== Tekstfragment ==

Van onze correspondent
10 February 2004 10:37Gewijzigd op 14 November 2020 00:57

De Italiaanse gevangenen liepen in lange rijen van de stad naar de omringende heuvels. Met ijzerdraad om de polsen waren de gevangenen aan elkaar vastgebonden. Aangekomen bij de ”doline”, een diepe spleet in het kalkgesteente, schoot een Joegoslaaf het magazijn van zijn mitrailleur leeg. Dat was voldoende. De eerste die getroffen werd, trok de anderen mee de diepe afgrond in.

Zo moet, zoals het dagblad Il Tempo maandag schreef, het in 1943 zijn toegegaan in Istrië. In het historisch tijdschrift Millenovecento schrijft een overlevende: „Aan mijn hand was een ijzeren draad gebonden die vastzat aan een steen van 20 kilo. Aan de rand van de doline schoot er een op mij. Maar als door een wonder raakte hij niet mij, maar de draad waarmee ik met de steen was verbonden. Ik viel zonder die last in de 15 meter diepe put, maar kon me vasthouden aan een rotssteen in de spleet en erachter wegduiken. Ik zag vervolgens vier andere lichamen naar beneden vallen. Daarna werd een granaat gegooid, die het water op de bodem deed opspatten.”

===

■ Werkinstructies:
A: Kun je uit het tekstfragment over Istrië woordelijk afdrukken wat begint met "Van onze correspondent" en doorloopt tot en met "diepe afgrond in."?
B: Hoe gaat het tekstfragment over Istrië verder? Geef het vervolg vanaf na de laatste zin.

== Gegevens ==

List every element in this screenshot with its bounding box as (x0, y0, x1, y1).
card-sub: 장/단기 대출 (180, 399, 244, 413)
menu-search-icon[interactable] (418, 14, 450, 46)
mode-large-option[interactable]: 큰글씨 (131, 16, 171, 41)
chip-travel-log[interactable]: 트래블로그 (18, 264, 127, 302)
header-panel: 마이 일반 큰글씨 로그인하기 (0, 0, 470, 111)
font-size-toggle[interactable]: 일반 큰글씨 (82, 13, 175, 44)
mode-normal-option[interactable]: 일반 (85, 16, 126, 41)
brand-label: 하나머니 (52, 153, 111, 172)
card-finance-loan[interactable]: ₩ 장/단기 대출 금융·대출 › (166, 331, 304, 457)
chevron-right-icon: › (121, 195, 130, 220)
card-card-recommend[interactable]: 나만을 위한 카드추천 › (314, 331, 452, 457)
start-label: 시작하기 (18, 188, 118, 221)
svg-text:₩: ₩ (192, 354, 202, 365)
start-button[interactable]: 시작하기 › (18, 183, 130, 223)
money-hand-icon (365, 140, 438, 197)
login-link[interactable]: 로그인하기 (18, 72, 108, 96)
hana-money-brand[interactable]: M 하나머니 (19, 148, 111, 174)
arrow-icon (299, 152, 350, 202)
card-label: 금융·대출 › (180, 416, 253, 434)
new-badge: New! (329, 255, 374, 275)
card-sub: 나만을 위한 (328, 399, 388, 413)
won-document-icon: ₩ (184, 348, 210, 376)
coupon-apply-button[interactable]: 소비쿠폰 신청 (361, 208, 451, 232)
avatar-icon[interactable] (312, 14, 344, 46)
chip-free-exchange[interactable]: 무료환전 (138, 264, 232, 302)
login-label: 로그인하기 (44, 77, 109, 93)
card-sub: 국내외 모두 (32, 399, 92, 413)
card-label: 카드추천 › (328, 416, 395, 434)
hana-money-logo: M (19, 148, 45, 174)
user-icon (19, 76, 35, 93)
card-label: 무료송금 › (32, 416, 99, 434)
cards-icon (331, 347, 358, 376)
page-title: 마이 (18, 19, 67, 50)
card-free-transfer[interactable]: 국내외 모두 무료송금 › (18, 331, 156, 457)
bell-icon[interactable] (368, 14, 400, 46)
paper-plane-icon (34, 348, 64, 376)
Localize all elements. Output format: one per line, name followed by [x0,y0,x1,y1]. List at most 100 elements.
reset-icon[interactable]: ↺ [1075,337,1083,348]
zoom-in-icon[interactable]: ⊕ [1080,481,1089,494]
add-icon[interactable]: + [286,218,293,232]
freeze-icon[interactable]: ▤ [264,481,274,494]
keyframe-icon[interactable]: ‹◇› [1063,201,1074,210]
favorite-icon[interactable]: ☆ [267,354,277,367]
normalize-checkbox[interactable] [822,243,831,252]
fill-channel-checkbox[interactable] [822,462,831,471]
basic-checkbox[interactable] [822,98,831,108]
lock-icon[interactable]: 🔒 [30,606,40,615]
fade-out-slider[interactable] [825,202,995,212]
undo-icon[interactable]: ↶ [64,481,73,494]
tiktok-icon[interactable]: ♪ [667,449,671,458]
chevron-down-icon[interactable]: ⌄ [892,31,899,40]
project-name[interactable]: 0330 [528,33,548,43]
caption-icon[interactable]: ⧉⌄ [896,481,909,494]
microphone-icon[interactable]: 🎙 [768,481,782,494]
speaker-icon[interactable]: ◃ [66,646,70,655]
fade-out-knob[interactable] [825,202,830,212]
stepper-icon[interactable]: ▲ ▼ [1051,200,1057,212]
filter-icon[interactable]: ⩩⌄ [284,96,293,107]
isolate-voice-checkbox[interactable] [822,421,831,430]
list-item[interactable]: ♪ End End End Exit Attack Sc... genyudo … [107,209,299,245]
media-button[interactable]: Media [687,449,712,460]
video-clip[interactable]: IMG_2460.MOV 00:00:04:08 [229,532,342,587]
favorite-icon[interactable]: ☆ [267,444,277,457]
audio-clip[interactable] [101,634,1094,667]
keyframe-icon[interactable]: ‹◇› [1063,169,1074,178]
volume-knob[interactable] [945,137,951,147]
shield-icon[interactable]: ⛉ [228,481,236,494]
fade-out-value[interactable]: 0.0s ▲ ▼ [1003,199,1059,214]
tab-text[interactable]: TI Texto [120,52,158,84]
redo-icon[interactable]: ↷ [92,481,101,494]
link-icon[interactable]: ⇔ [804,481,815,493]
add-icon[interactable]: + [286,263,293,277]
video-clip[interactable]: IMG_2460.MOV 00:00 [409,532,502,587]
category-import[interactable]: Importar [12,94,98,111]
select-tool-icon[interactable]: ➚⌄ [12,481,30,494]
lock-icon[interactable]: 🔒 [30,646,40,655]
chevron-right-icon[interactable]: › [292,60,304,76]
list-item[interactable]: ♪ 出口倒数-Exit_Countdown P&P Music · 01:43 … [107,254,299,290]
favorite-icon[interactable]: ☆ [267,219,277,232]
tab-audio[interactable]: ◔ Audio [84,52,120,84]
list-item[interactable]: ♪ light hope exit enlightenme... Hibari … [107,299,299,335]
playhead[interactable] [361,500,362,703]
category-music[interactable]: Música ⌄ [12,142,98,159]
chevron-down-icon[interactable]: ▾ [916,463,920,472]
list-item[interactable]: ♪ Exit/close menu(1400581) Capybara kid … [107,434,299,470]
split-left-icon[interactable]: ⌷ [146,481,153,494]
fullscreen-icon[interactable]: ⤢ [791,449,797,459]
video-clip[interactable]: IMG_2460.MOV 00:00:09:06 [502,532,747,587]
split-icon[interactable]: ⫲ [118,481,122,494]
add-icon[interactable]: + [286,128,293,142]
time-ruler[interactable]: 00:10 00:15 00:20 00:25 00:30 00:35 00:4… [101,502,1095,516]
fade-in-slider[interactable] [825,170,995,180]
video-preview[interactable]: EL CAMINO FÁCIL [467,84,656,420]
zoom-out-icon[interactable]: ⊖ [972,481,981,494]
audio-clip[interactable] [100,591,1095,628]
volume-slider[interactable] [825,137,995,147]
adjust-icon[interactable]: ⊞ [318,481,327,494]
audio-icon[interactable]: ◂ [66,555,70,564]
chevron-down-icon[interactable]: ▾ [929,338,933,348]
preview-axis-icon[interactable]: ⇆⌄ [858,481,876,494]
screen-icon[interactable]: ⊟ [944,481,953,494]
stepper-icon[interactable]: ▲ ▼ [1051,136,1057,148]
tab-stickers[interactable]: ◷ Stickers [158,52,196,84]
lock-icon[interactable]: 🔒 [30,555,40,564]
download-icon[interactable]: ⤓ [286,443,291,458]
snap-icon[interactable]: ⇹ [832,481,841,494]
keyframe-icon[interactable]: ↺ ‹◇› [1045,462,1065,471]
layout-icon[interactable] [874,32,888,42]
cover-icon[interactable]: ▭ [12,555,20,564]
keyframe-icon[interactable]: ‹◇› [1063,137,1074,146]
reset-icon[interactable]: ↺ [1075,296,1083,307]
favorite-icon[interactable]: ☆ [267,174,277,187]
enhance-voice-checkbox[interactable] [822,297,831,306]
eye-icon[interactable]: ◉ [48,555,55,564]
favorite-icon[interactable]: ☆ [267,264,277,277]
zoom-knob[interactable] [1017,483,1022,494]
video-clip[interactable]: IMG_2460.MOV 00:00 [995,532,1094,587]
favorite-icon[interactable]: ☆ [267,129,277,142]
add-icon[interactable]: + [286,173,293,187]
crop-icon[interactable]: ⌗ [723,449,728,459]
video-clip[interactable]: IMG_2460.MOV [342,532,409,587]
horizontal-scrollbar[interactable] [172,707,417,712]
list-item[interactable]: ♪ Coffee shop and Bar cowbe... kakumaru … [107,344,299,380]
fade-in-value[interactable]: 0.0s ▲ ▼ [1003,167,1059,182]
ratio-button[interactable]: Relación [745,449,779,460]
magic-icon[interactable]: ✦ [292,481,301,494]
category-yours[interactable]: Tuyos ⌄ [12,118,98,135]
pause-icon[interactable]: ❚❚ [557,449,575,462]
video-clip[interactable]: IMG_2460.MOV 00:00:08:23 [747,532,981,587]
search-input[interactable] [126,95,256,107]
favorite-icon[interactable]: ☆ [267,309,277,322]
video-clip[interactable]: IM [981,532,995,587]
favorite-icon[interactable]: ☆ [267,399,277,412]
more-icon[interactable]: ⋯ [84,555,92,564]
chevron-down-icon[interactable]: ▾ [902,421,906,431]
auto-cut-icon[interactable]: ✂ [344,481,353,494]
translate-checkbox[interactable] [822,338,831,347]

===

■ Antwoorden:
A:
Van onze correspondent
10 February 2004 10:37Gewijzigd op 14 November 2020 00:57

De Italiaanse gevangenen liepen in lange rijen van de stad naar de omringende heuvels. Met ijzerdraad om de polsen waren de gevangenen aan elkaar vastgebonden. Aangekomen bij de ”doline”, een diepe spleet in het kalkgesteente, schoot een Joegoslaaf het magazijn van zijn mitrailleur leeg. Dat was voldoende. De eerste die getroffen werd, trok de anderen mee de diepe afgrond in.

B:
De slachtoffers van de doline-moorden waren Italianen die in Istrië, Dalmatië en Venezia-Giulia woonden, gebieden die na de Eerste Wereldoorlog voor een deel aan Italië waren toegevoegd. Historisch gezien was dit het achterland van de Republiek Venetië; later vormde het een onderdeel van het Oostenrijkse keizerrijk.

De Slovenen en de Kroaten in deze gebieden werden in de jaren twintig onaangenaam verrast toen daar een fascistische bewind werd ingesteld. De fascisten traden niet zachtzinnig tegen hen op. Bij de val van Mussolini in 1943 namen de Joegoslavische partizanen de gelegenheid te baat de fascisten een lesje te leren. Twee maanden lang werden veel van hun Italiaanse medeburgers gedood, totdat de nazi’s het bestuur overnamen.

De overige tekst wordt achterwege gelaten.